Input records »
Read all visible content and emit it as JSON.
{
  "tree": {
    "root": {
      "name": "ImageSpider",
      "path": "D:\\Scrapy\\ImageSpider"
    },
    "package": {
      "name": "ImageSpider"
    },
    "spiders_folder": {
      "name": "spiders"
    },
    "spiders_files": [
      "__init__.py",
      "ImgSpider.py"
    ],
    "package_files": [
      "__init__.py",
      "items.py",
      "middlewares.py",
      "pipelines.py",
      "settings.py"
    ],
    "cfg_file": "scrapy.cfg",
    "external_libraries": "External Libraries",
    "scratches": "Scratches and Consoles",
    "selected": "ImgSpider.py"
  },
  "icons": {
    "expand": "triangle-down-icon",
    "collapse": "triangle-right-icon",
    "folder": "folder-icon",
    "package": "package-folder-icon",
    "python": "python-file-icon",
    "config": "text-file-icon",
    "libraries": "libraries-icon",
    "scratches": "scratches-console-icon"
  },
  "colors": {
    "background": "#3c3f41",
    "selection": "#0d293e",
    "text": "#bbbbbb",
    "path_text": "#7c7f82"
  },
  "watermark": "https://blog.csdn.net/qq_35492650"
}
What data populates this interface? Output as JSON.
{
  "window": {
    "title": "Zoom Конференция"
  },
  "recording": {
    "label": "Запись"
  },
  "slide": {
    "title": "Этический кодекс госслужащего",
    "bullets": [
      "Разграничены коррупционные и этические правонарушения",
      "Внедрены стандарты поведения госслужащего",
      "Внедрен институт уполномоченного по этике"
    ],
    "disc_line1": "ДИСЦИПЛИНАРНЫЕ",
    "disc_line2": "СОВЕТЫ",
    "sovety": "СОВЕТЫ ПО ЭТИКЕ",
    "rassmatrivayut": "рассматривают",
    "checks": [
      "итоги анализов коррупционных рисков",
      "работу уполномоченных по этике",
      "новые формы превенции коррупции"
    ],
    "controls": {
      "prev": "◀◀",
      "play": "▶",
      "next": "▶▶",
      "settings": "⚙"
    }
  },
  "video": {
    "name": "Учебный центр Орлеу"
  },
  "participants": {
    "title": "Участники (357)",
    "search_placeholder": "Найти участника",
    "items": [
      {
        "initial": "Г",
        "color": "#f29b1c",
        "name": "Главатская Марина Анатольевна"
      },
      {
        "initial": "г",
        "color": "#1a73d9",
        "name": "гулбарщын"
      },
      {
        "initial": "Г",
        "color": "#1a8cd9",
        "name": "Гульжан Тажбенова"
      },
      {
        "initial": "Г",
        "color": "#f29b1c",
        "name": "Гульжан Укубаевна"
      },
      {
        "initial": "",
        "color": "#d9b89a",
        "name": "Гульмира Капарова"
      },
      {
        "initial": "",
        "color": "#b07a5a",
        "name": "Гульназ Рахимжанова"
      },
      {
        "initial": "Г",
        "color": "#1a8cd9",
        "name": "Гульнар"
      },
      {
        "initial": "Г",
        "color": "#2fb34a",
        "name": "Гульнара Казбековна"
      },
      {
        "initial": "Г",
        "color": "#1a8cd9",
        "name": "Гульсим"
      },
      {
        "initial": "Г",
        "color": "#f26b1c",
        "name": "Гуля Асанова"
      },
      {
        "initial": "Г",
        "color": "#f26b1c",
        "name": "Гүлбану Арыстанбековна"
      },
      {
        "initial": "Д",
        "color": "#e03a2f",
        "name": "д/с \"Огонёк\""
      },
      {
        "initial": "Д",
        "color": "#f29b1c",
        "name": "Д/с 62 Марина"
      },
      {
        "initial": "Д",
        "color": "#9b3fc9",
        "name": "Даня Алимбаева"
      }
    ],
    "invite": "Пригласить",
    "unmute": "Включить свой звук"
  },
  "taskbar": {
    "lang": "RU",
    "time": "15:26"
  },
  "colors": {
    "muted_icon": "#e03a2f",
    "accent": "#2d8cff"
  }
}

Aim of the exercise »
Your task is to extract all of the records exactly.

Result »
Read all visible content and emit it as JSON.
{
  "tree": {
    "root": {
      "name": "ImageSpider",
      "path": "D:\\Scrapy\\ImageSpider"
    },
    "package": {
      "name": "ImageSpider"
    },
    "spiders_folder": {
      "name": "spiders"
    },
    "spiders_files": [
      "__init__.py",
      "ImgSpider.py"
    ],
    "package_files": [
      "__init__.py",
      "items.py",
      "middlewares.py",
      "pipelines.py",
      "settings.py"
    ],
    "cfg_file": "scrapy.cfg",
    "external_libraries": "External Libraries",
    "scratches": "Scratches and Consoles",
    "selected": "ImgSpider.py"
  },
  "icons": {
    "expand": "triangle-down-icon",
    "collapse": "triangle-right-icon",
    "folder": "folder-icon",
    "package": "package-folder-icon",
    "python": "python-file-icon",
    "config": "text-file-icon",
    "libraries": "libraries-icon",
    "scratches": "scratches-console-icon"
  },
  "colors": {
    "background": "#3c3f41",
    "selection": "#0d293e",
    "text": "#bbbbbb",
    "path_text": "#7c7f82"
  },
  "watermark": "https://blog.csdn.net/qq_35492650"
}
What data populates this interface? Output as JSON.
{
  "window": {
    "title": "Zoom Конференция"
  },
  "recording": {
    "label": "Запись"
  },
  "slide": {
    "title": "Этический кодекс госслужащего",
    "bullets": [
      "Разграничены коррупционные и этические правонарушения",
      "Внедрены стандарты поведения госслужащего",
      "Внедрен институт уполномоченного по этике"
    ],
    "disc_line1": "ДИСЦИПЛИНАРНЫЕ",
    "disc_line2": "СОВЕТЫ",
    "sovety": "СОВЕТЫ ПО ЭТИКЕ",
    "rassmatrivayut": "рассматривают",
    "checks": [
      "итоги анализов коррупционных рисков",
      "работу уполномоченных по этике",
      "новые формы превенции коррупции"
    ],
    "controls": {
      "prev": "◀◀",
      "play": "▶",
      "next": "▶▶",
      "settings": "⚙"
    }
  },
  "video": {
    "name": "Учебный центр Орлеу"
  },
  "participants": {
    "title": "Участники (357)",
    "search_placeholder": "Найти участника",
    "items": [
      {
        "initial": "Г",
        "color": "#f29b1c",
        "name": "Главатская Марина Анатольевна"
      },
      {
        "initial": "г",
        "color": "#1a73d9",
        "name": "гулбарщын"
      },
      {
        "initial": "Г",
        "color": "#1a8cd9",
        "name": "Гульжан Тажбенова"
      },
      {
        "initial": "Г",
        "color": "#f29b1c",
        "name": "Гульжан Укубаевна"
      },
      {
        "initial": "",
        "color": "#d9b89a",
        "name": "Гульмира Капарова"
      },
      {
        "initial": "",
        "color": "#b07a5a",
        "name": "Гульназ Рахимжанова"
      },
      {
        "initial": "Г",
        "color": "#1a8cd9",
        "name": "Гульнар"
      },
      {
        "initial": "Г",
        "color": "#2fb34a",
        "name": "Гульнара Казбековна"
      },
      {
        "initial": "Г",
        "color": "#1a8cd9",
        "name": "Гульсим"
      },
      {
        "initial": "Г",
        "color": "#f26b1c",
        "name": "Гуля Асанова"
      },
      {
        "initial": "Г",
        "color": "#f26b1c",
        "name": "Гүлбану Арыстанбековна"
      },
      {
        "initial": "Д",
        "color": "#e03a2f",
        "name": "д/с \"Огонёк\""
      },
      {
        "initial": "Д",
        "color": "#f29b1c",
        "name": "Д/с 62 Марина"
      },
      {
        "initial": "Д",
        "color": "#9b3fc9",
        "name": "Даня Алимбаева"
      }
    ],
    "invite": "Пригласить",
    "unmute": "Включить свой звук"
  },
  "taskbar": {
    "lang": "RU",
    "time": "15:26"
  },
  "colors": {
    "muted_icon": "#e03a2f",
    "accent": "#2d8cff"
  }
}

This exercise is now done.